• **ENTRIES SUPPLIED**
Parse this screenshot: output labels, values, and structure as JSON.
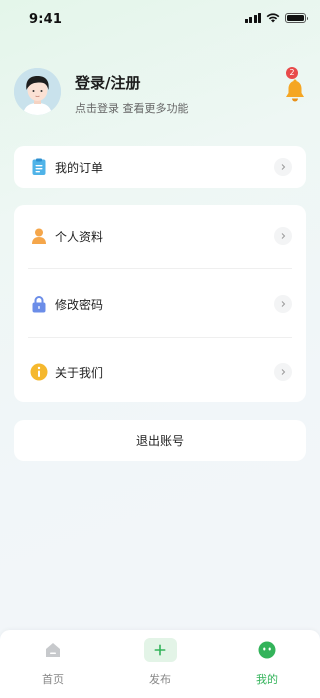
{
  "status_bar": {
    "time": "9:41"
  },
  "profile": {
    "title": "登录/注册",
    "subtitle": "点击登录 查看更多功能",
    "notification_count": "2"
  },
  "orders": {
    "label": "我的订单"
  },
  "menu": {
    "items": [
      {
        "label": "个人资料",
        "icon": "person-icon"
      },
      {
        "label": "修改密码",
        "icon": "lock-icon"
      },
      {
        "label": "关于我们",
        "icon": "info-icon"
      }
    ]
  },
  "logout": {
    "label": "退出账号"
  },
  "tabbar": {
    "tabs": [
      {
        "label": "首页",
        "icon": "home-icon",
        "active": false
      },
      {
        "label": "发布",
        "icon": "plus-icon",
        "active": false
      },
      {
        "label": "我的",
        "icon": "smiley-icon",
        "active": true
      }
    ]
  },
  "colors": {
    "accent": "#33b35a",
    "badge": "#e84a4a",
    "bell": "#f5a623"
  }
}
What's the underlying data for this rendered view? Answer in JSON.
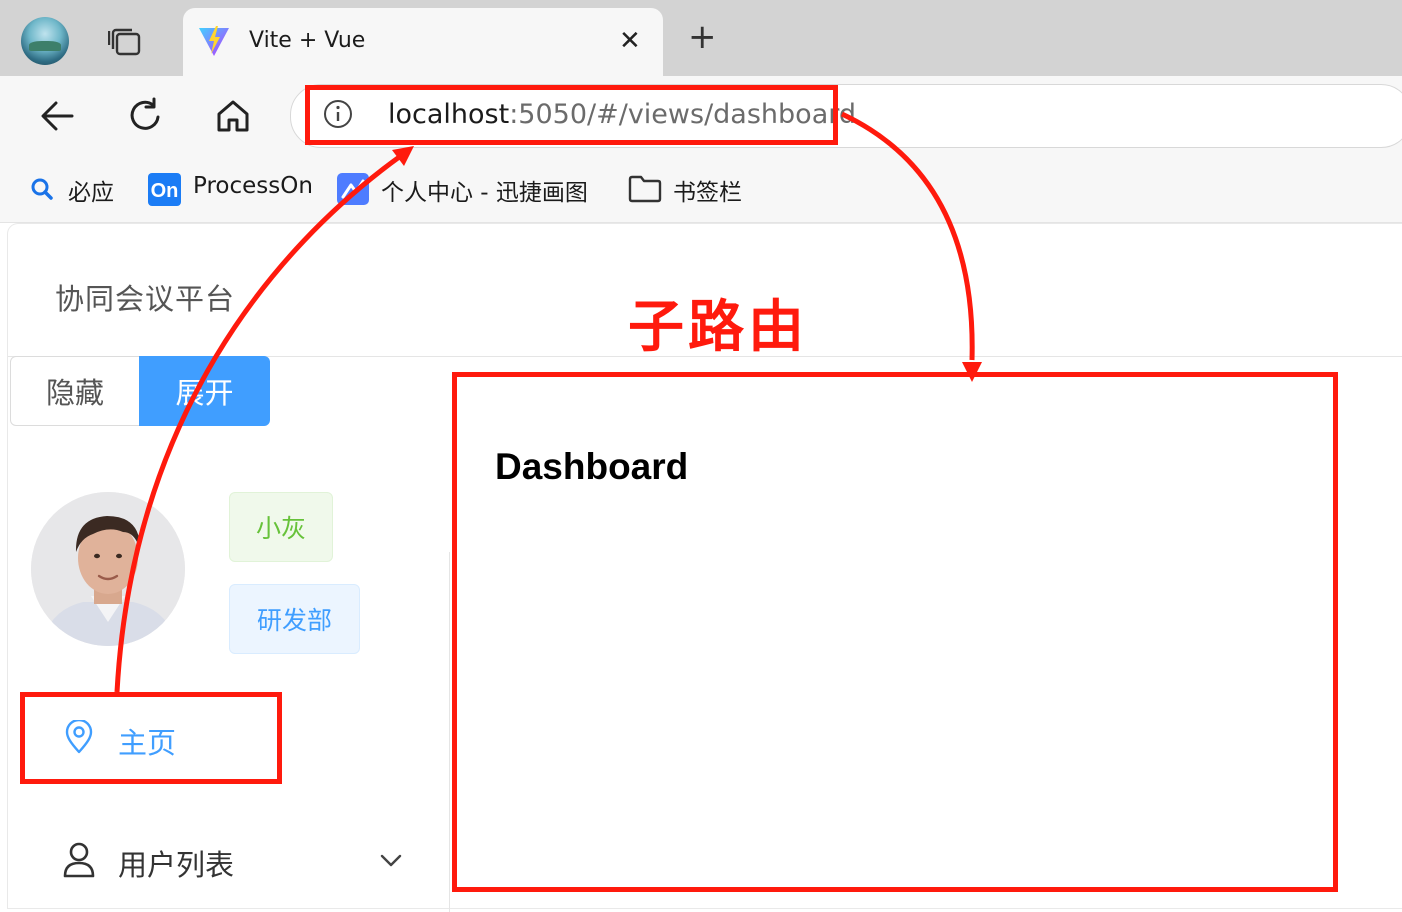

• **TASK TO COMPLETE**
The material above must be printed exactly, with its pictures left out.

• **FULL SOLUTION**
Parse this screenshot: output labels, values, and structure as JSON.
{
  "status_bar": {
    "time": "9:41"
  },
  "profile": {
    "title": "登录/注册",
    "subtitle": "点击登录 查看更多功能",
    "notification_count": "2"
  },
  "orders": {
    "label": "我的订单"
  },
  "menu": {
    "items": [
      {
        "label": "个人资料",
        "icon": "person-icon"
      },
      {
        "label": "修改密码",
        "icon": "lock-icon"
      },
      {
        "label": "关于我们",
        "icon": "info-icon"
      }
    ]
  },
  "logout": {
    "label": "退出账号"
  },
  "tabbar": {
    "tabs": [
      {
        "label": "首页",
        "icon": "home-icon",
        "active": false
      },
      {
        "label": "发布",
        "icon": "plus-icon",
        "active": false
      },
      {
        "label": "我的",
        "icon": "smiley-icon",
        "active": true
      }
    ]
  },
  "colors": {
    "accent": "#33b35a",
    "badge": "#e84a4a",
    "bell": "#f5a623"
  }
}
What's the underlying data for this rendered view? Answer in JSON.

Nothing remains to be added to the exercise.